Provided data.
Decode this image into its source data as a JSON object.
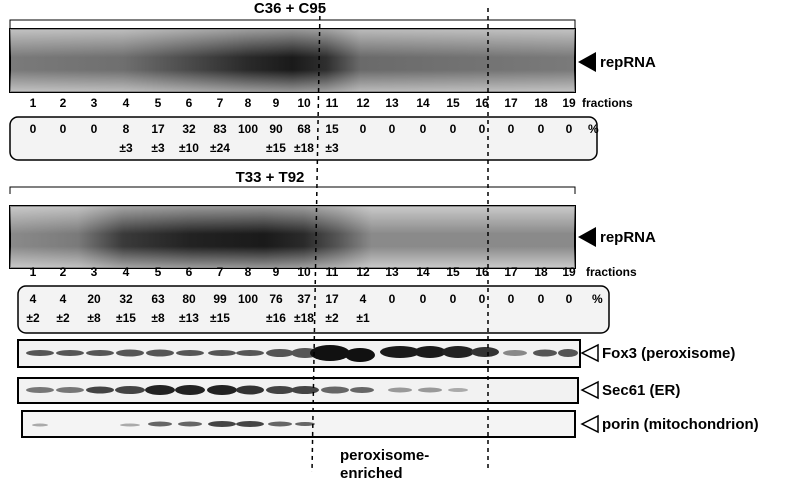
{
  "panels": [
    {
      "title": "C36 + C95",
      "band_label": "repRNA",
      "fractions": [
        "1",
        "2",
        "3",
        "4",
        "5",
        "6",
        "7",
        "8",
        "9",
        "10",
        "11",
        "12",
        "13",
        "14",
        "15",
        "16",
        "17",
        "18",
        "19"
      ],
      "fractions_label": "fractions",
      "percent": [
        {
          "mean": "0"
        },
        {
          "mean": "0"
        },
        {
          "mean": "0"
        },
        {
          "mean": "8",
          "sd": "±3"
        },
        {
          "mean": "17",
          "sd": "±3"
        },
        {
          "mean": "32",
          "sd": "±10"
        },
        {
          "mean": "83",
          "sd": "±24"
        },
        {
          "mean": "100"
        },
        {
          "mean": "90",
          "sd": "±15"
        },
        {
          "mean": "68",
          "sd": "±18"
        },
        {
          "mean": "15",
          "sd": "±3"
        },
        {
          "mean": "0"
        },
        {
          "mean": "0"
        },
        {
          "mean": "0"
        },
        {
          "mean": "0"
        },
        {
          "mean": "0"
        },
        {
          "mean": "0"
        },
        {
          "mean": "0"
        },
        {
          "mean": "0"
        }
      ],
      "unit": "%"
    },
    {
      "title": "T33 + T92",
      "band_label": "repRNA",
      "fractions": [
        "1",
        "2",
        "3",
        "4",
        "5",
        "6",
        "7",
        "8",
        "9",
        "10",
        "11",
        "12",
        "13",
        "14",
        "15",
        "16",
        "17",
        "18",
        "19"
      ],
      "fractions_label": "fractions",
      "percent": [
        {
          "mean": "4",
          "sd": "±2"
        },
        {
          "mean": "4",
          "sd": "±2"
        },
        {
          "mean": "20",
          "sd": "±8"
        },
        {
          "mean": "32",
          "sd": "±15"
        },
        {
          "mean": "63",
          "sd": "±8"
        },
        {
          "mean": "80",
          "sd": "±13"
        },
        {
          "mean": "99",
          "sd": "±15"
        },
        {
          "mean": "100"
        },
        {
          "mean": "76",
          "sd": "±16"
        },
        {
          "mean": "37",
          "sd": "±18"
        },
        {
          "mean": "17",
          "sd": "±2"
        },
        {
          "mean": "4",
          "sd": "±1"
        },
        {
          "mean": "0"
        },
        {
          "mean": "0"
        },
        {
          "mean": "0"
        },
        {
          "mean": "0"
        },
        {
          "mean": "0"
        },
        {
          "mean": "0"
        },
        {
          "mean": "0"
        }
      ],
      "unit": "%"
    }
  ],
  "blots": [
    {
      "label": "Fox3 (peroxisome)"
    },
    {
      "label": "Sec61 (ER)"
    },
    {
      "label": "porin (mitochondrion)"
    }
  ],
  "annotation": [
    "peroxisome-",
    "enriched"
  ]
}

Set exercise. Quote the full listing above word for word; exclude every picture from the copy.

Result for this task.
Decode this image into its source data as a JSON object.
{
  "panels": [
    {
      "title": "C36 + C95",
      "band_label": "repRNA",
      "fractions": [
        "1",
        "2",
        "3",
        "4",
        "5",
        "6",
        "7",
        "8",
        "9",
        "10",
        "11",
        "12",
        "13",
        "14",
        "15",
        "16",
        "17",
        "18",
        "19"
      ],
      "fractions_label": "fractions",
      "percent": [
        {
          "mean": "0"
        },
        {
          "mean": "0"
        },
        {
          "mean": "0"
        },
        {
          "mean": "8",
          "sd": "±3"
        },
        {
          "mean": "17",
          "sd": "±3"
        },
        {
          "mean": "32",
          "sd": "±10"
        },
        {
          "mean": "83",
          "sd": "±24"
        },
        {
          "mean": "100"
        },
        {
          "mean": "90",
          "sd": "±15"
        },
        {
          "mean": "68",
          "sd": "±18"
        },
        {
          "mean": "15",
          "sd": "±3"
        },
        {
          "mean": "0"
        },
        {
          "mean": "0"
        },
        {
          "mean": "0"
        },
        {
          "mean": "0"
        },
        {
          "mean": "0"
        },
        {
          "mean": "0"
        },
        {
          "mean": "0"
        },
        {
          "mean": "0"
        }
      ],
      "unit": "%"
    },
    {
      "title": "T33 + T92",
      "band_label": "repRNA",
      "fractions": [
        "1",
        "2",
        "3",
        "4",
        "5",
        "6",
        "7",
        "8",
        "9",
        "10",
        "11",
        "12",
        "13",
        "14",
        "15",
        "16",
        "17",
        "18",
        "19"
      ],
      "fractions_label": "fractions",
      "percent": [
        {
          "mean": "4",
          "sd": "±2"
        },
        {
          "mean": "4",
          "sd": "±2"
        },
        {
          "mean": "20",
          "sd": "±8"
        },
        {
          "mean": "32",
          "sd": "±15"
        },
        {
          "mean": "63",
          "sd": "±8"
        },
        {
          "mean": "80",
          "sd": "±13"
        },
        {
          "mean": "99",
          "sd": "±15"
        },
        {
          "mean": "100"
        },
        {
          "mean": "76",
          "sd": "±16"
        },
        {
          "mean": "37",
          "sd": "±18"
        },
        {
          "mean": "17",
          "sd": "±2"
        },
        {
          "mean": "4",
          "sd": "±1"
        },
        {
          "mean": "0"
        },
        {
          "mean": "0"
        },
        {
          "mean": "0"
        },
        {
          "mean": "0"
        },
        {
          "mean": "0"
        },
        {
          "mean": "0"
        },
        {
          "mean": "0"
        }
      ],
      "unit": "%"
    }
  ],
  "blots": [
    {
      "label": "Fox3 (peroxisome)"
    },
    {
      "label": "Sec61 (ER)"
    },
    {
      "label": "porin (mitochondrion)"
    }
  ],
  "annotation": [
    "peroxisome-",
    "enriched"
  ]
}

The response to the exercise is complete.